§ Problem description: Any pictures in the records below should be skipped; write out everything else exactly.

#### The data

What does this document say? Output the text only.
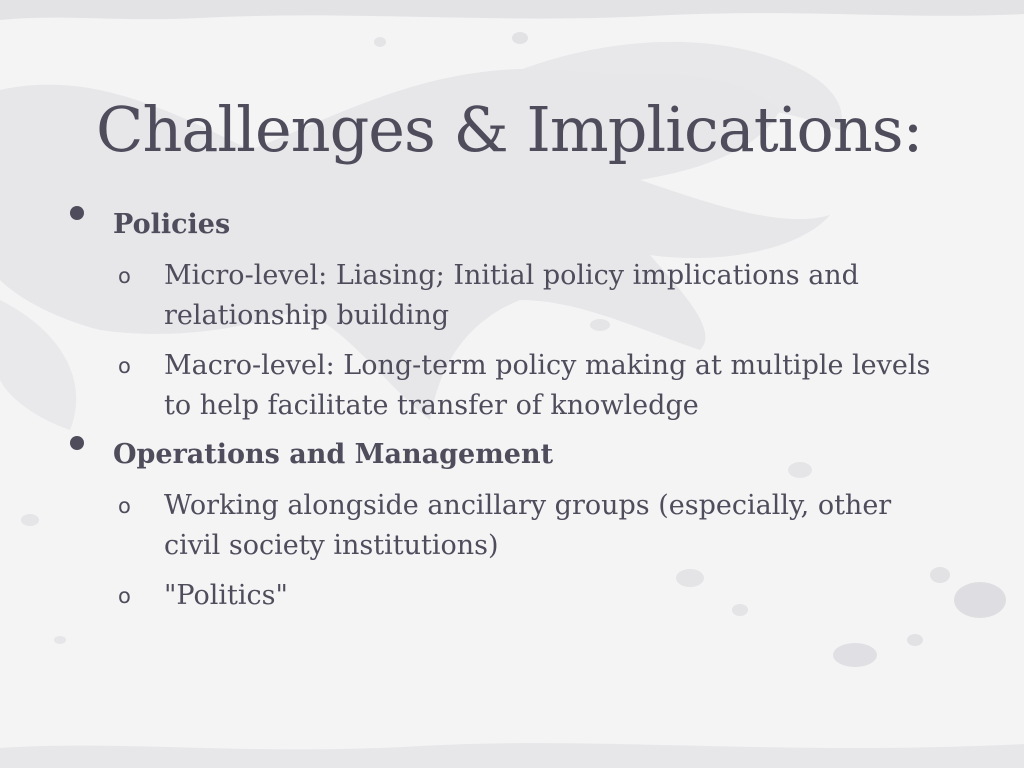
Challenges & Implications:
Policies
o Micro-level: Liasing; Initial policy implications and relationship building

o Macro-level: Long-term policy making at multiple levels to help facilitate transfer of knowledge

Operations and Management
o Working alongside ancillary groups (especially, other civil society institutions)

o "Politics"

########

§ Full solution:
What does this document say? Output the text only.
Challenges & Implications:
Policies
o Micro-level: Liasing; Initial policy implications and relationship building

o Macro-level: Long-term policy making at multiple levels to help facilitate transfer of knowledge

Operations and Management
o Working alongside ancillary groups (especially, other civil society institutions)

o "Politics"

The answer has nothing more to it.